→ EXCERPT
Co-working giant WeWork has once again put its pile of cash to use—this time buying a smaller social platform provider, following its
recent investment in The Wing, an operator of social clubs and co-working spaces for women. Like The Wing, New York-based Meetup is a little different from most other online platforms in that it ultimately aims to connect people in the real world, rather than just online.
The deal emerged from Meetup's pursuit of fresh funds over the summer that instead led to acquisition offers. The fit with WeWork stems organically from its spaces fast becoming popular places for Meetup's 300,000-plus organizers to host their community events.
WeWork's move also bucks the M&A trend of declining interest in the social platform space this year, per the PitchBook Platform, following a record year in 2016 with
$36.6 billion going to 286 deals led by Microsoft's $26.2 billion acquisition of LinkedIn. But 2017 has settled back to numbers seen in 2014 and 2015:
Global M&A activity in social platform software
Meanwhile, VC investment activity in this space has dipped back to levels last seen in 2012, according to PitchBook data, with
capital invested at $14.3 billion—just behind the $17.6 billion committed in 2015.

→ SUPPLIED DATA
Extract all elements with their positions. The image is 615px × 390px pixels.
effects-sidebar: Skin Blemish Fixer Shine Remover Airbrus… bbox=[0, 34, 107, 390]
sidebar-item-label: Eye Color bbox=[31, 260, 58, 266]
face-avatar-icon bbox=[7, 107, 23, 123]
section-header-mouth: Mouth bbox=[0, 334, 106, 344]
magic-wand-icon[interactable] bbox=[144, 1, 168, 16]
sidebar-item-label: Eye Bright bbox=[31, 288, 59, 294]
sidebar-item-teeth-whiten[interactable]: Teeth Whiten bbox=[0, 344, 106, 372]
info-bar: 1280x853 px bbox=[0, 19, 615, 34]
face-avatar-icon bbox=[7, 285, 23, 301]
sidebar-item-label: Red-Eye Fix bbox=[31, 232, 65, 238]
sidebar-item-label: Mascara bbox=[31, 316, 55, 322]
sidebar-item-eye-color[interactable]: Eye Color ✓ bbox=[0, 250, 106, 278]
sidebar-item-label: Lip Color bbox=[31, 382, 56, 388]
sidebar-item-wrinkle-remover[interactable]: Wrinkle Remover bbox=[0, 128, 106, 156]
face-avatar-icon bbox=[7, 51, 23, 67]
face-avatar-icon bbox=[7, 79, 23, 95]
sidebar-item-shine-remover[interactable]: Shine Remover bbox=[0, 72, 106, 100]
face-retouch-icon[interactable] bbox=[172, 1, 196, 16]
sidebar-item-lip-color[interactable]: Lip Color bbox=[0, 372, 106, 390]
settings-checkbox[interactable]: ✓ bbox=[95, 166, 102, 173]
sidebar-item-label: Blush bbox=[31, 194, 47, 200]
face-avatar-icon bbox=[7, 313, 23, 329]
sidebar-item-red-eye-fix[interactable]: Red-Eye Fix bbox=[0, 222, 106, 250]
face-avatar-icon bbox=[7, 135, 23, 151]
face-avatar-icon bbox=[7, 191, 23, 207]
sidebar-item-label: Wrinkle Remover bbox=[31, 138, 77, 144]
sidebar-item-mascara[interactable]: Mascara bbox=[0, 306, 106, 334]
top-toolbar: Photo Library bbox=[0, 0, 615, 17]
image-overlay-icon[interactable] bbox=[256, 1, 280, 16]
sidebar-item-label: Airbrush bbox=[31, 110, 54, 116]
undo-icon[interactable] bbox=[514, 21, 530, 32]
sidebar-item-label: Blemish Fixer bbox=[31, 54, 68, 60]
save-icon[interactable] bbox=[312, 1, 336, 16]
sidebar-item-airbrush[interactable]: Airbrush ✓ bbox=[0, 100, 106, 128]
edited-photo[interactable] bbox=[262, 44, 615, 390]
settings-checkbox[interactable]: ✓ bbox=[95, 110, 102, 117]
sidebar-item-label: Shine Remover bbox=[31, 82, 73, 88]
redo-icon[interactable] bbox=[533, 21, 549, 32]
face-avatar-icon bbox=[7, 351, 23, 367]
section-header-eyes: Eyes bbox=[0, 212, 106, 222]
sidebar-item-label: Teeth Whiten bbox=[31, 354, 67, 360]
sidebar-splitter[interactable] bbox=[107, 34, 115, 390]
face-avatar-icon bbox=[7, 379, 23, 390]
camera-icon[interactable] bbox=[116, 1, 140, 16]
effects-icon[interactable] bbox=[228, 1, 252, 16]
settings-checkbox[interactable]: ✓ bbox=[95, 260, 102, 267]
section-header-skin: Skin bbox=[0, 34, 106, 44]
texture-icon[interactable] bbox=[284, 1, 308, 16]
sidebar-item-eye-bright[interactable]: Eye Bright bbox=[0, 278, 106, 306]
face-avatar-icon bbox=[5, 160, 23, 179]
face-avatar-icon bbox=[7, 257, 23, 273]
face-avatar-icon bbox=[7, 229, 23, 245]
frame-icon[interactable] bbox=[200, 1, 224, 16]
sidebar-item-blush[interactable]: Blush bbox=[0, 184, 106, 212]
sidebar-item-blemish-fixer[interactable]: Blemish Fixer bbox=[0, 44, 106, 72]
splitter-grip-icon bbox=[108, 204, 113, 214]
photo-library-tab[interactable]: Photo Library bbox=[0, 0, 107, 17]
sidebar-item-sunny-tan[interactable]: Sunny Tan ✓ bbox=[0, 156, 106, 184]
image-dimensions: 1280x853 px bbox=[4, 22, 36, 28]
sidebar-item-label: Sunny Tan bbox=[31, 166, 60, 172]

→ INSTRUCTIONS
(1) In the WeWork article, what was the largest deal in social platform software in 2016?
(2) Copy the part of the WeWork article starting at "WeWork's move also" and ending at "committed in 2015.".

→ TASK-BY-TASK RESULTS
(1) Microsoft's $26.2 billion acquisition of LinkedIn.

(2)
WeWork's move also bucks the M&A trend of declining interest in the social platform space this year, per the PitchBook Platform, following a record year in 2016 with
$36.6 billion going to 286 deals led by Microsoft's $26.2 billion acquisition of LinkedIn. But 2017 has settled back to numbers seen in 2014 and 2015:
Global M&A activity in social platform software
Meanwhile, VC investment activity in this space has dipped back to levels last seen in 2012, according to PitchBook data, with
capital invested at $14.3 billion—just behind the $17.6 billion committed in 2015.